What to produce
Leave out the pictures and repeat the data exactly.

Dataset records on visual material

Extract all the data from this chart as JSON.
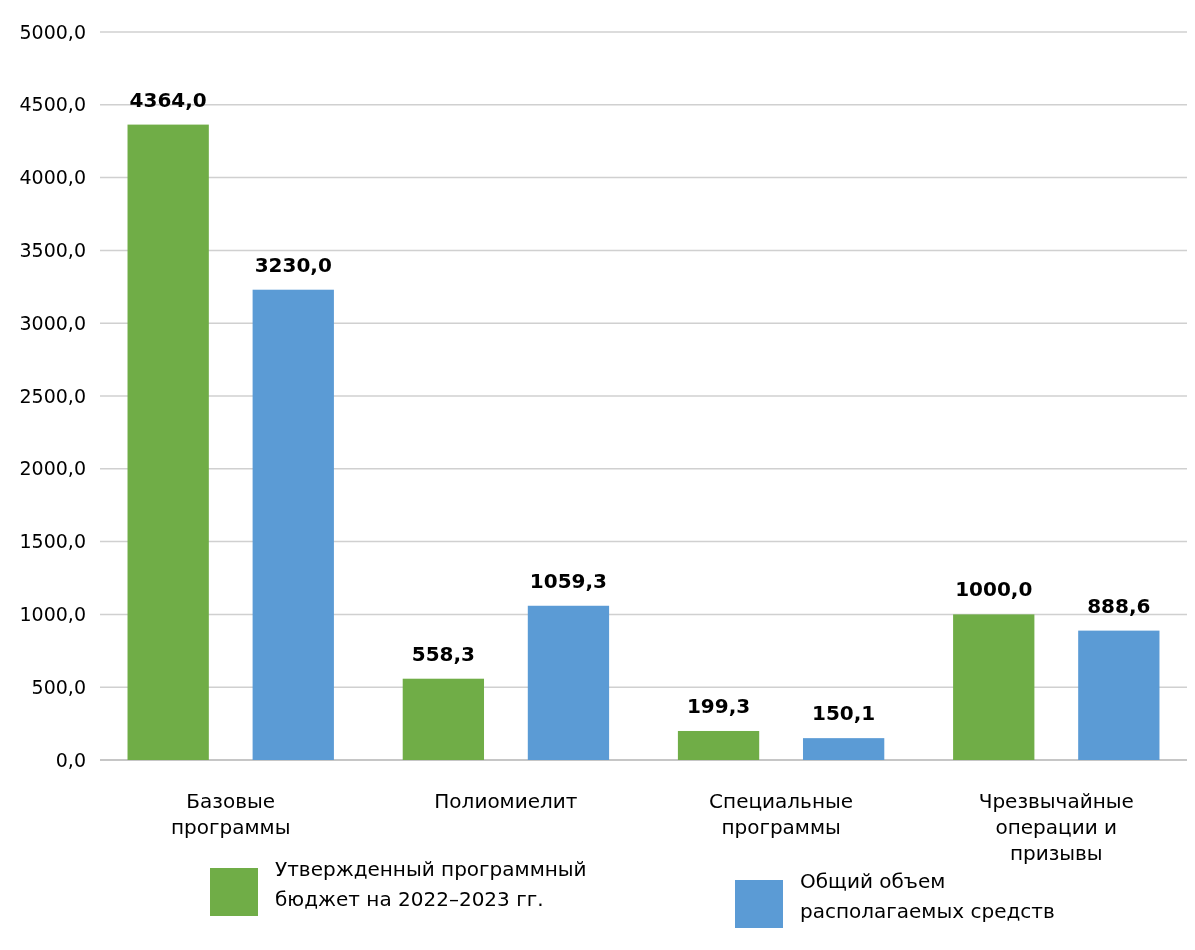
{
  "chart_data": {
    "type": "bar",
    "categories": [
      "Базовые программы",
      "Полиомиелит",
      "Специальные программы",
      "Чрезвычайные операции и призывы"
    ],
    "series": [
      {
        "name": "Утвержденный программный бюджет на 2022–2023 гг.",
        "color": "#70ad47",
        "values": [
          4364.0,
          558.3,
          199.3,
          1000.0
        ],
        "value_labels": [
          "4364,0",
          "558,3",
          "199,3",
          "1000,0"
        ]
      },
      {
        "name": "Общий объем располагаемых средств",
        "color": "#5b9bd5",
        "values": [
          3230.0,
          1059.3,
          150.1,
          888.6
        ],
        "value_labels": [
          "3230,0",
          "1059,3",
          "150,1",
          "888,6"
        ]
      }
    ],
    "ylim": [
      0,
      5000
    ],
    "yticks": [
      {
        "value": 0,
        "label": "0,0"
      },
      {
        "value": 500,
        "label": "500,0"
      },
      {
        "value": 1000,
        "label": "1000,0"
      },
      {
        "value": 1500,
        "label": "1500,0"
      },
      {
        "value": 2000,
        "label": "2000,0"
      },
      {
        "value": 2500,
        "label": "2500,0"
      },
      {
        "value": 3000,
        "label": "3000,0"
      },
      {
        "value": 3500,
        "label": "3500,0"
      },
      {
        "value": 4000,
        "label": "4000,0"
      },
      {
        "value": 4500,
        "label": "4500,0"
      },
      {
        "value": 5000,
        "label": "5000,0"
      }
    ],
    "grid": "y",
    "legend": "bottom"
  }
}
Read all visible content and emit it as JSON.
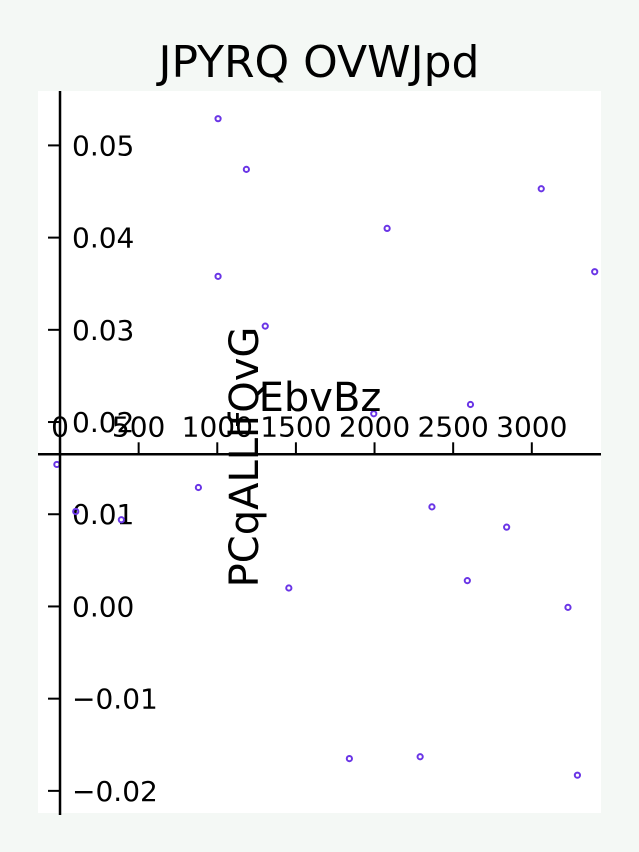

Response to the exercise
Extract all the data from this chart as JSON.
{
  "chart_data": {
    "type": "bar",
    "categories": [
      "Базовые программы",
      "Полиомиелит",
      "Специальные программы",
      "Чрезвычайные операции и призывы"
    ],
    "series": [
      {
        "name": "Утвержденный программный бюджет на 2022–2023 гг.",
        "color": "#70ad47",
        "values": [
          4364.0,
          558.3,
          199.3,
          1000.0
        ],
        "value_labels": [
          "4364,0",
          "558,3",
          "199,3",
          "1000,0"
        ]
      },
      {
        "name": "Общий объем располагаемых средств",
        "color": "#5b9bd5",
        "values": [
          3230.0,
          1059.3,
          150.1,
          888.6
        ],
        "value_labels": [
          "3230,0",
          "1059,3",
          "150,1",
          "888,6"
        ]
      }
    ],
    "ylim": [
      0,
      5000
    ],
    "yticks": [
      {
        "value": 0,
        "label": "0,0"
      },
      {
        "value": 500,
        "label": "500,0"
      },
      {
        "value": 1000,
        "label": "1000,0"
      },
      {
        "value": 1500,
        "label": "1500,0"
      },
      {
        "value": 2000,
        "label": "2000,0"
      },
      {
        "value": 2500,
        "label": "2500,0"
      },
      {
        "value": 3000,
        "label": "3000,0"
      },
      {
        "value": 3500,
        "label": "3500,0"
      },
      {
        "value": 4000,
        "label": "4000,0"
      },
      {
        "value": 4500,
        "label": "4500,0"
      },
      {
        "value": 5000,
        "label": "5000,0"
      }
    ],
    "grid": "y",
    "legend": "bottom"
  }
}
Read all visible content and emit it as JSON.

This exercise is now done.